Your answer should be one number: how many lines of the records hold the string "yang".
-- DATASET RECORDS start --
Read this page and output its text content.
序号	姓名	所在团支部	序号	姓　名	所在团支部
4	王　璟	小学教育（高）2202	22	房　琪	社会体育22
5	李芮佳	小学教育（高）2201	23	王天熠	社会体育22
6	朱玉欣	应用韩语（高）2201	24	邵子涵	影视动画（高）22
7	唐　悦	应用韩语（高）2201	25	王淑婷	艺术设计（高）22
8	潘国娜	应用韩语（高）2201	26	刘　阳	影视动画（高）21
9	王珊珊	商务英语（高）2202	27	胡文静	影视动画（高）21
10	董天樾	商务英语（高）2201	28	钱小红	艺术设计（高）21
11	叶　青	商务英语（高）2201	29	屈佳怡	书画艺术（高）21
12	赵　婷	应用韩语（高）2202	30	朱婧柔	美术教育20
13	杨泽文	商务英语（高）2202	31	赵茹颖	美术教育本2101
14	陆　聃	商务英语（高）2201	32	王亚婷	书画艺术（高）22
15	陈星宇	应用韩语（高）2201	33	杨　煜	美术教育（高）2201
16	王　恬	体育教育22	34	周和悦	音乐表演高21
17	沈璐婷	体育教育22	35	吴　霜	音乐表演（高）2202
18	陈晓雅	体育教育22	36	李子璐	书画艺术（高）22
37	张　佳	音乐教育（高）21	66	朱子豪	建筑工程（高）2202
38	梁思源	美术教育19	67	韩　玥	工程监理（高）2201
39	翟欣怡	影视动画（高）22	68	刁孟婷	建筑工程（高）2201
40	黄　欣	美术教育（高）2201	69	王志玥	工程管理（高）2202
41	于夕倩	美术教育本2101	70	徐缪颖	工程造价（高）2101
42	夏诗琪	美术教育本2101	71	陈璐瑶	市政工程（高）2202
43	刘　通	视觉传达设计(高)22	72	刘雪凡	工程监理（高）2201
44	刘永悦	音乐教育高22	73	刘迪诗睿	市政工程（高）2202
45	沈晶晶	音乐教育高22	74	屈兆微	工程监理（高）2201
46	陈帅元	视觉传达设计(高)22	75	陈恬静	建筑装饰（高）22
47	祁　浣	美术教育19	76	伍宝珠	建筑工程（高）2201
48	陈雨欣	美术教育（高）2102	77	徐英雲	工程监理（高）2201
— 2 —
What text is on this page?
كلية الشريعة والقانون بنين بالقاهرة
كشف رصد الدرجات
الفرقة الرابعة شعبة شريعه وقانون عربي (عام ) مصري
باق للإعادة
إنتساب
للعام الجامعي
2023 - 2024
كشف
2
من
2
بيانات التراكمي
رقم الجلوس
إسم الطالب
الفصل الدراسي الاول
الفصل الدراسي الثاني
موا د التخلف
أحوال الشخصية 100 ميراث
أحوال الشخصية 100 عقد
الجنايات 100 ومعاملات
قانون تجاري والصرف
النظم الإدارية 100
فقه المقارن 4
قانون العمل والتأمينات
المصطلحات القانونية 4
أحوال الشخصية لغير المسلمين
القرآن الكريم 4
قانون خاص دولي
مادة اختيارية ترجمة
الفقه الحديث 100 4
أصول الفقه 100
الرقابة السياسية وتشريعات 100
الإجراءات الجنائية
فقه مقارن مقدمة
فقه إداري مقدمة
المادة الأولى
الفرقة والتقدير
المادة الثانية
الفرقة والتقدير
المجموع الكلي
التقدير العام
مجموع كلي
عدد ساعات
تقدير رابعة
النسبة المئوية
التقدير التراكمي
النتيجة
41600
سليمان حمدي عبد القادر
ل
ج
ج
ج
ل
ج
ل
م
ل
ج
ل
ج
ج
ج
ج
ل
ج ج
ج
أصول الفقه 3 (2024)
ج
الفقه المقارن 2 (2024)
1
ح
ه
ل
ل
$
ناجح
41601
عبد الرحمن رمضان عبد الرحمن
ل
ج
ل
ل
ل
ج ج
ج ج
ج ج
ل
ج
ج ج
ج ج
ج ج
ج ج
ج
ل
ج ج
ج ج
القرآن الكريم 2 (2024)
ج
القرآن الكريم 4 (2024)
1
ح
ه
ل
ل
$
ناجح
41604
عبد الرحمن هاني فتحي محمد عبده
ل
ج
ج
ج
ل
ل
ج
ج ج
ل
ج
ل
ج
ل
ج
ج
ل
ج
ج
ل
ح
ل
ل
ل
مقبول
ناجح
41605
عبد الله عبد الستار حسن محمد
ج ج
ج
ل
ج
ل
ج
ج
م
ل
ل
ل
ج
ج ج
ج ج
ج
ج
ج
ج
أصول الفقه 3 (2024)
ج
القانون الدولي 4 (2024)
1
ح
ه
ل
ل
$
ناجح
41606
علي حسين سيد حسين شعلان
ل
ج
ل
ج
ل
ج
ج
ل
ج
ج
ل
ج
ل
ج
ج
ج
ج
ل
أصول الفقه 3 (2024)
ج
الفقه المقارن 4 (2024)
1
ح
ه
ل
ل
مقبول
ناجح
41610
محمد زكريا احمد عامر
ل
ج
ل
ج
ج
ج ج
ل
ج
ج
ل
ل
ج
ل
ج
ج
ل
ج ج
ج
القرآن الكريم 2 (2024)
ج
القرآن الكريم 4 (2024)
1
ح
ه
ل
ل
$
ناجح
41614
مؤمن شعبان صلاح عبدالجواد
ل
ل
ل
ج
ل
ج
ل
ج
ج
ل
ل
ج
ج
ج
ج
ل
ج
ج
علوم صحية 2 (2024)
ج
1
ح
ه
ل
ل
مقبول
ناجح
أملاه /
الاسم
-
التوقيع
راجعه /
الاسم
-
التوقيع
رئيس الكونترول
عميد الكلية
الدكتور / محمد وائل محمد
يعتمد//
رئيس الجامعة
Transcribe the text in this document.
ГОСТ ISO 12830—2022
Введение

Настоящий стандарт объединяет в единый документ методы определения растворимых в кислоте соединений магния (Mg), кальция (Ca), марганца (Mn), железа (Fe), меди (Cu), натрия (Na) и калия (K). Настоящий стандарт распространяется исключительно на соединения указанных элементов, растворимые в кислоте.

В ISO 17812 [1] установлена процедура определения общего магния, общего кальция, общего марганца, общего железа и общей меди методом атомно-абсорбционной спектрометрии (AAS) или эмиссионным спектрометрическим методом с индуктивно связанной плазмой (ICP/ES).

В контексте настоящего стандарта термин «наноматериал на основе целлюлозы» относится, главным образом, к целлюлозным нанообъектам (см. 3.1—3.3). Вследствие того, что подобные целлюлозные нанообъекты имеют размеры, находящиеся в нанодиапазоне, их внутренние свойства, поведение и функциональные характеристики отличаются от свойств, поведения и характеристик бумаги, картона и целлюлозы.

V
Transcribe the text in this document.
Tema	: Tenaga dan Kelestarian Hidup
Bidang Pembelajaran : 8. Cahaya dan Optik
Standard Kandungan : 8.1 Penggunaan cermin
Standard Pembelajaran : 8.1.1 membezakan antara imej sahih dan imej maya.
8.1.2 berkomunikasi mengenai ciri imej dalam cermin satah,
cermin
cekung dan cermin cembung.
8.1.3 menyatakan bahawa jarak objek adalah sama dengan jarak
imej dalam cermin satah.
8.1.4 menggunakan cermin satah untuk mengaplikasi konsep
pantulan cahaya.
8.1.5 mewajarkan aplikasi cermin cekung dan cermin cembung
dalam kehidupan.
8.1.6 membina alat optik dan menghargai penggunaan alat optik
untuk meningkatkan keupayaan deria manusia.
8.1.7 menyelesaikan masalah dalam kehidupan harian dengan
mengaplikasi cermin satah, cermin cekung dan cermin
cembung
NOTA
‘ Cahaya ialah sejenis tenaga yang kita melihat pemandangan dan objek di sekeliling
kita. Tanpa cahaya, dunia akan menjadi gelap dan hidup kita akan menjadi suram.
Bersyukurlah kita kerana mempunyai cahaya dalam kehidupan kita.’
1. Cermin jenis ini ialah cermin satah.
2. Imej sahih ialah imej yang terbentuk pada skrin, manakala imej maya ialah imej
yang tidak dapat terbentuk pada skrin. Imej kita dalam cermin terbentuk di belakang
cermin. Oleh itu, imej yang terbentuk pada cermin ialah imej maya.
-- DATASET RECORDS end --
**REPLY TO THE EXERCISE:**
4